## Start
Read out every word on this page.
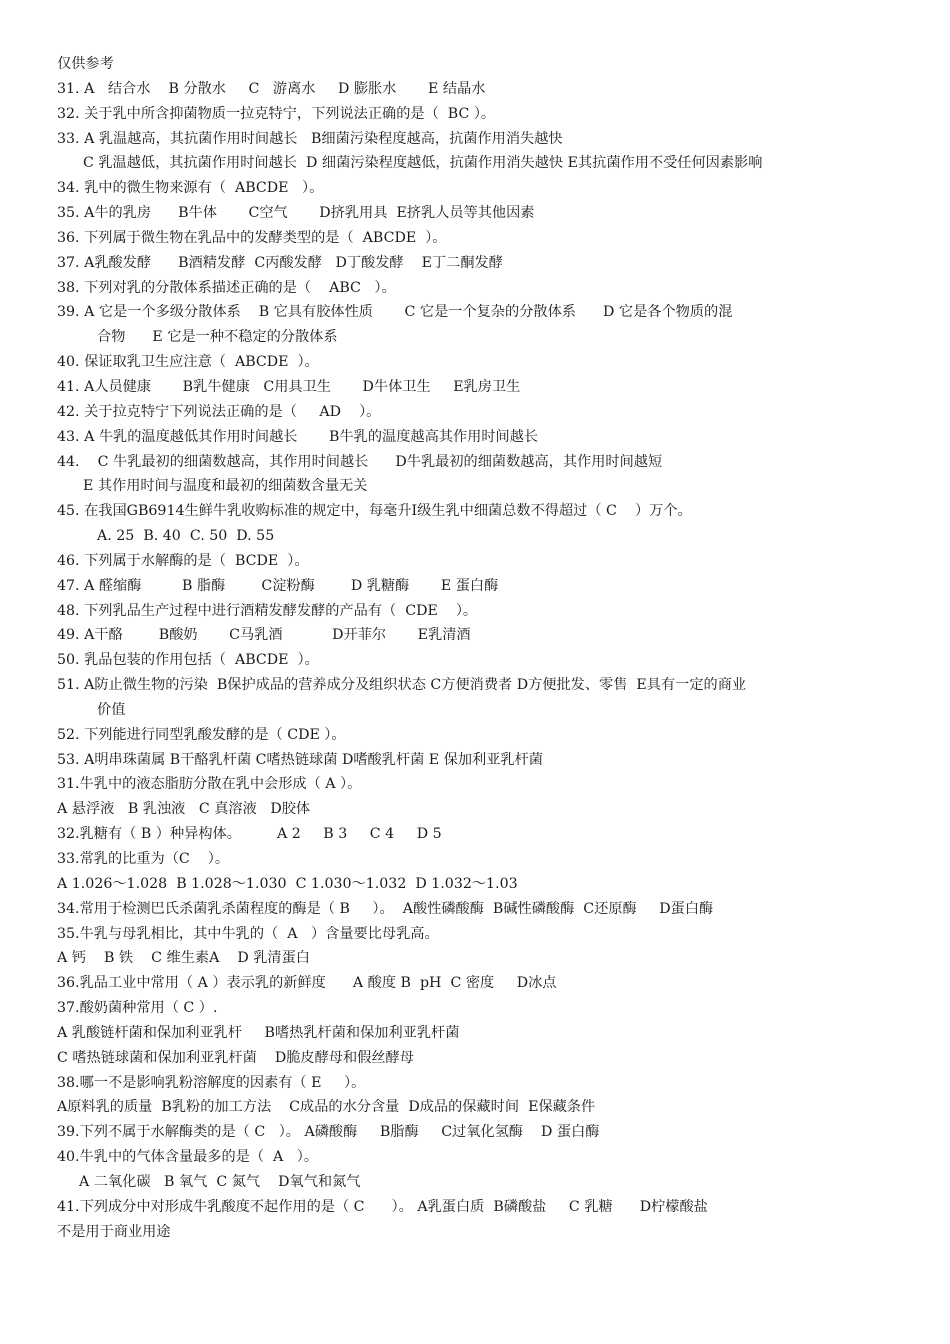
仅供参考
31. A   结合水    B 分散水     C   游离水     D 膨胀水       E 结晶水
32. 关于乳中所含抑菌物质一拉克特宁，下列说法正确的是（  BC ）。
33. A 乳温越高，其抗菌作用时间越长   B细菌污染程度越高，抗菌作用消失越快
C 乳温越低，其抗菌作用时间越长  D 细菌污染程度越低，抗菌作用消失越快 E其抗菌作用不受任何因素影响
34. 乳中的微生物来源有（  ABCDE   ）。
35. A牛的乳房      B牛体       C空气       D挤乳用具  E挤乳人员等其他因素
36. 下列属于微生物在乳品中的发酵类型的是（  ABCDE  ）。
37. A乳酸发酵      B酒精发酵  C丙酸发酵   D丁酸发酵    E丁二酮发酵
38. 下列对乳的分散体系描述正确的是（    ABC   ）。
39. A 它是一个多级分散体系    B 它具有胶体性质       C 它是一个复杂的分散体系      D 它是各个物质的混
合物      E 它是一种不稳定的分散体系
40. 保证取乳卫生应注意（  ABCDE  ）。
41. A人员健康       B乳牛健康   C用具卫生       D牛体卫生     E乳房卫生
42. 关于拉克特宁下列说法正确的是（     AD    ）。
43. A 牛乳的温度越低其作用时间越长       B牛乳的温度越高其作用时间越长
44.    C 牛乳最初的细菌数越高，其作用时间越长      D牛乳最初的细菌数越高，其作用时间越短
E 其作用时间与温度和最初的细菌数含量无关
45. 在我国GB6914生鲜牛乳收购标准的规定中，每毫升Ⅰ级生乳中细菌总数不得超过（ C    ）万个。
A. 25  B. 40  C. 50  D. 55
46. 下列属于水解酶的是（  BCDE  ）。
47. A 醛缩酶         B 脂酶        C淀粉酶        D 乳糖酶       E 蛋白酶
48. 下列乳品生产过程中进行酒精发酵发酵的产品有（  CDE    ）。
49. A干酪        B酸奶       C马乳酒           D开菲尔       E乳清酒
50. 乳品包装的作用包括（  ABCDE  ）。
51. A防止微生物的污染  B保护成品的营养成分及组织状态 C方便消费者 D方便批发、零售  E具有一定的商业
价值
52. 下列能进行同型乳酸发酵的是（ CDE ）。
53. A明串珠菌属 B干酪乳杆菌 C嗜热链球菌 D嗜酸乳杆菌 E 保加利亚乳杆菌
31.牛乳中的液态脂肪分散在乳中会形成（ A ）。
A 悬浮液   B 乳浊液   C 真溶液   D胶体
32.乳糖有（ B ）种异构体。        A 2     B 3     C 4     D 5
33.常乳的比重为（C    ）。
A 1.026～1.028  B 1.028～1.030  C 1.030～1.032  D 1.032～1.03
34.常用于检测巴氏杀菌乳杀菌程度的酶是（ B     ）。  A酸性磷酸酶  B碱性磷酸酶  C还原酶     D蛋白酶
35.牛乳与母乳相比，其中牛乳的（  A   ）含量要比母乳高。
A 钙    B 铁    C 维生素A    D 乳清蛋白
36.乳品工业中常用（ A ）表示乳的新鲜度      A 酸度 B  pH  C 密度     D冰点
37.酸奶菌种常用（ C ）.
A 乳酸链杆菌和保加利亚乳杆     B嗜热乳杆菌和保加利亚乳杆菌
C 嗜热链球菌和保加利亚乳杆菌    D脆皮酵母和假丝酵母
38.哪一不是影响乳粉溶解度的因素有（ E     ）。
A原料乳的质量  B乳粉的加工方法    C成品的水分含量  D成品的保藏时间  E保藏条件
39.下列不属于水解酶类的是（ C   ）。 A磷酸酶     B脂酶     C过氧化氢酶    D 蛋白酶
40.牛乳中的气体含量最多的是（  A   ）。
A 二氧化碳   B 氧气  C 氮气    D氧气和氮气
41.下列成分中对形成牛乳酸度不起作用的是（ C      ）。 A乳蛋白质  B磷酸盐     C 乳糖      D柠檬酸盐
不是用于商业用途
## End
## Start
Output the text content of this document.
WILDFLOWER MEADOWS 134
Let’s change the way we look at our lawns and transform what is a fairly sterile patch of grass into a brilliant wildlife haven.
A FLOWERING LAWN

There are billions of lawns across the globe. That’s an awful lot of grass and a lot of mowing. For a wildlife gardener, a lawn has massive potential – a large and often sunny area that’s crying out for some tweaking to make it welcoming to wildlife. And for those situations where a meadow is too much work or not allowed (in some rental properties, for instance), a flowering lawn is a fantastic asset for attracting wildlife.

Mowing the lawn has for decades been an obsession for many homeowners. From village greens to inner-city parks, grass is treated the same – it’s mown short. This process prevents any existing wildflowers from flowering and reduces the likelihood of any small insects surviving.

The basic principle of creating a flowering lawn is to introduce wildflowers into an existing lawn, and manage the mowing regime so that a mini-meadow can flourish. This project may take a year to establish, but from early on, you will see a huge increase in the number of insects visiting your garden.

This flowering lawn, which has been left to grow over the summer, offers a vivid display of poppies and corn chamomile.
## End
## Start
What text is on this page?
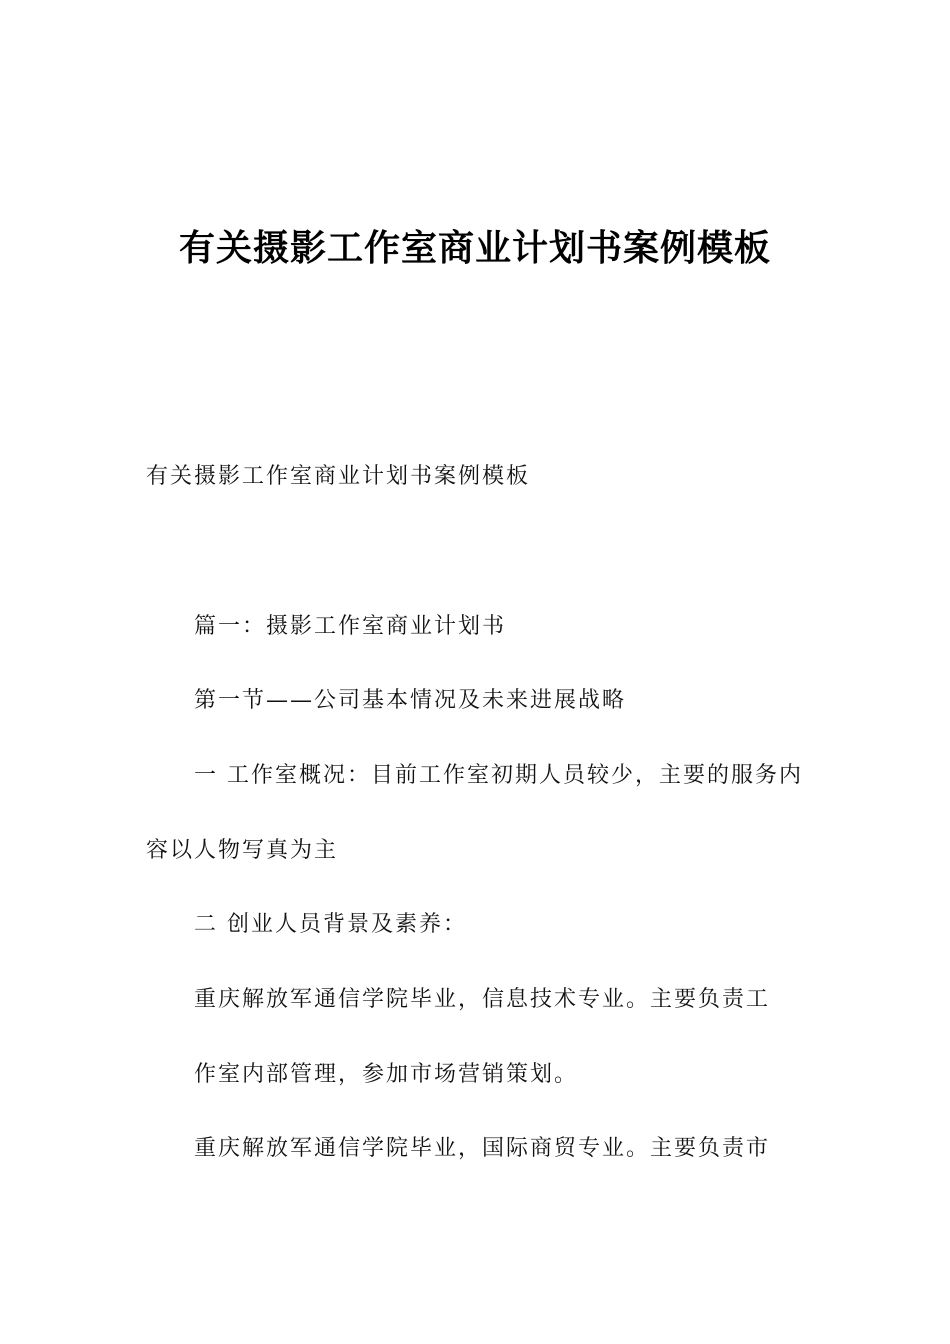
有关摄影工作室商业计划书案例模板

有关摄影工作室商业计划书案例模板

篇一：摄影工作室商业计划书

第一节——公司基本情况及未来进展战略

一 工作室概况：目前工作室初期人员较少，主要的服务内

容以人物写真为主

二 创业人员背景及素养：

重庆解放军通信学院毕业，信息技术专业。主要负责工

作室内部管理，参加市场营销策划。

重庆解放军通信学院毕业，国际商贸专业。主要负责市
## End
Required task: Find the lines containing "lawns" and pull them out.

Solution below:
Let’s change the way we look at our lawns and transform what is a fairly sterile patch of grass into a brilliant wildlife haven.
There are billions of lawns across the globe. That’s an awful lot of grass and a lot of mowing. For a wildlife gardener, a lawn has massive potential – a large and often sunny area that’s crying out for some tweaking to make it welcoming to wildlife. And for those situations where a meadow is too much work or not allowed (in some rental properties, for instance), a flowering lawn is a fantastic asset for attracting wildlife.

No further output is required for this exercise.